INFORMATION PROVIDED:

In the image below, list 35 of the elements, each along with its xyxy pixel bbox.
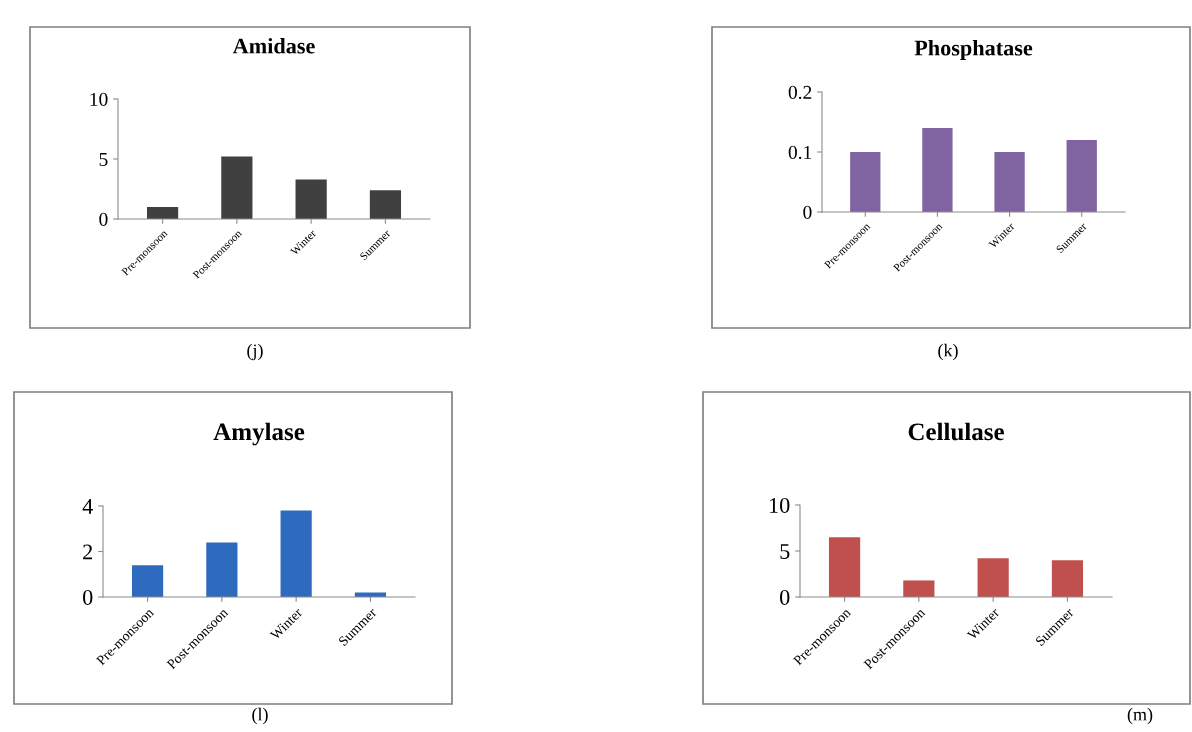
- bar: [903, 580, 935, 597]
- y-tick-label: 0.1: [788, 145, 812, 160]
- bar: [994, 152, 1025, 212]
- bar: [131, 565, 164, 597]
- bar: [977, 558, 1009, 597]
- bar: [369, 190, 402, 219]
- y-tick-label: 0: [803, 205, 812, 219]
- bar: [280, 510, 312, 597]
- chart-title: Phosphatase: [914, 39, 1033, 61]
- chart-title: Amidase: [232, 37, 315, 54]
- y-tick-label: 4: [82, 499, 93, 514]
- y-tick-label: 0: [83, 589, 93, 605]
- bar: [1066, 140, 1097, 212]
- bar: [828, 537, 861, 597]
- bar: [221, 156, 253, 219]
- chart-title: Cellulase: [908, 422, 1004, 441]
- bar: [146, 207, 179, 219]
- y-tick-label: 5: [780, 544, 790, 559]
- text: (m): [1127, 707, 1153, 725]
- bar: [1051, 560, 1084, 597]
- chart-title: Amylase: [213, 422, 305, 446]
- bar: [850, 152, 881, 212]
- bar: [295, 179, 327, 219]
- y-tick-label: 10: [770, 497, 790, 513]
- y-tick-label: 0: [99, 212, 108, 226]
- y-tick-label: 0.2: [788, 85, 812, 100]
- y-tick-label: 0: [780, 589, 790, 605]
- text: (k): [938, 343, 958, 361]
- bar: [922, 128, 953, 212]
- text: (j): [247, 343, 263, 361]
- bar: [206, 542, 238, 597]
- y-tick-label: 10: [90, 92, 108, 106]
- y-tick-label: 5: [99, 153, 108, 166]
- text: (l): [252, 707, 268, 725]
- y-tick-label: 2: [83, 544, 93, 560]
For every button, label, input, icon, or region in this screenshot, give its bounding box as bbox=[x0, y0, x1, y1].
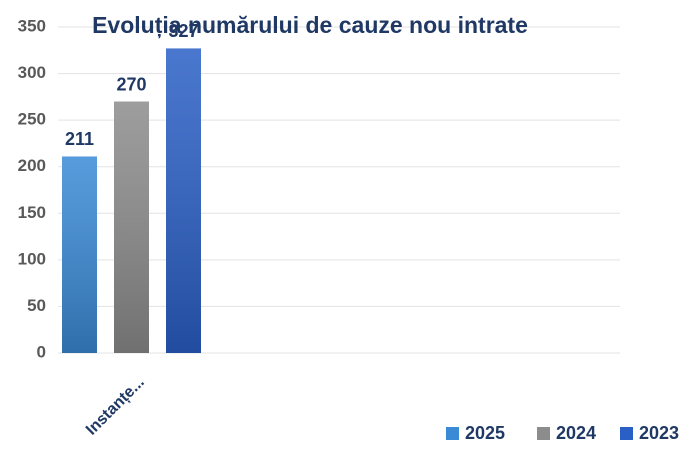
legend-swatch bbox=[446, 427, 459, 440]
chart-title: Evoluția numărului de cauze nou intrate bbox=[92, 12, 528, 39]
y-tick-label: 350 bbox=[18, 16, 46, 35]
data-label: 211 bbox=[65, 129, 94, 149]
legend-label: 2024 bbox=[556, 423, 596, 443]
bar bbox=[114, 101, 149, 353]
data-label: 270 bbox=[116, 74, 146, 94]
y-tick-label: 250 bbox=[18, 110, 46, 129]
y-tick-label: 300 bbox=[18, 63, 46, 82]
y-tick-label: 50 bbox=[27, 296, 46, 315]
legend-label: 2023 bbox=[639, 423, 679, 443]
y-tick-label: 150 bbox=[18, 203, 46, 222]
bar bbox=[166, 48, 201, 354]
legend-swatch bbox=[620, 427, 633, 440]
legend-label: 2025 bbox=[465, 423, 505, 443]
y-tick-label: 0 bbox=[37, 342, 46, 361]
data-label: 327 bbox=[168, 21, 198, 41]
y-tick-label: 100 bbox=[18, 249, 46, 268]
y-tick-label: 200 bbox=[18, 156, 46, 175]
bar bbox=[62, 156, 97, 353]
legend-swatch bbox=[537, 427, 550, 440]
x-tick-label: Instanțe... bbox=[83, 374, 148, 439]
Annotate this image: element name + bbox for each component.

GOAL OF THE EXERCISE:
Reproduce all of the lines above verbatim, from the first to the last, but omit the pictures.

RESULT FOR THIS EXERCISE:
In the image below, list 35 of the elements, each along with its xyxy pixel bbox.
- bar: [903, 580, 935, 597]
- y-tick-label: 0.1: [788, 145, 812, 160]
- bar: [994, 152, 1025, 212]
- bar: [131, 565, 164, 597]
- bar: [977, 558, 1009, 597]
- bar: [369, 190, 402, 219]
- y-tick-label: 0: [803, 205, 812, 219]
- bar: [280, 510, 312, 597]
- chart-title: Phosphatase: [914, 39, 1033, 61]
- chart-title: Amidase: [232, 37, 315, 54]
- y-tick-label: 4: [82, 499, 93, 514]
- y-tick-label: 0: [83, 589, 93, 605]
- bar: [1066, 140, 1097, 212]
- bar: [828, 537, 861, 597]
- bar: [221, 156, 253, 219]
- chart-title: Cellulase: [908, 422, 1004, 441]
- bar: [146, 207, 179, 219]
- y-tick-label: 5: [780, 544, 790, 559]
- text: (m): [1127, 707, 1153, 725]
- bar: [1051, 560, 1084, 597]
- chart-title: Amylase: [213, 422, 305, 446]
- bar: [850, 152, 881, 212]
- bar: [295, 179, 327, 219]
- y-tick-label: 10: [770, 497, 790, 513]
- y-tick-label: 0: [99, 212, 108, 226]
- y-tick-label: 0.2: [788, 85, 812, 100]
- y-tick-label: 0: [780, 589, 790, 605]
- text: (k): [938, 343, 958, 361]
- bar: [922, 128, 953, 212]
- text: (j): [247, 343, 263, 361]
- bar: [206, 542, 238, 597]
- y-tick-label: 10: [90, 92, 108, 106]
- y-tick-label: 5: [99, 153, 108, 166]
- text: (l): [252, 707, 268, 725]
- y-tick-label: 2: [83, 544, 93, 560]
For every button, label, input, icon, or region in this screenshot, give its bounding box as bbox=[x0, y0, x1, y1].
legend-swatch bbox=[446, 427, 459, 440]
chart-title: Evoluția numărului de cauze nou intrate bbox=[92, 12, 528, 39]
y-tick-label: 350 bbox=[18, 16, 46, 35]
data-label: 211 bbox=[65, 129, 94, 149]
legend-label: 2024 bbox=[556, 423, 596, 443]
bar bbox=[114, 101, 149, 353]
data-label: 270 bbox=[116, 74, 146, 94]
y-tick-label: 250 bbox=[18, 110, 46, 129]
y-tick-label: 300 bbox=[18, 63, 46, 82]
y-tick-label: 50 bbox=[27, 296, 46, 315]
legend-label: 2023 bbox=[639, 423, 679, 443]
y-tick-label: 150 bbox=[18, 203, 46, 222]
bar bbox=[166, 48, 201, 354]
legend-swatch bbox=[620, 427, 633, 440]
legend-label: 2025 bbox=[465, 423, 505, 443]
y-tick-label: 0 bbox=[37, 342, 46, 361]
data-label: 327 bbox=[168, 21, 198, 41]
y-tick-label: 100 bbox=[18, 249, 46, 268]
y-tick-label: 200 bbox=[18, 156, 46, 175]
bar bbox=[62, 156, 97, 353]
legend-swatch bbox=[537, 427, 550, 440]
x-tick-label: Instanțe... bbox=[83, 374, 148, 439]
Annotate this image: element name + bbox for each component.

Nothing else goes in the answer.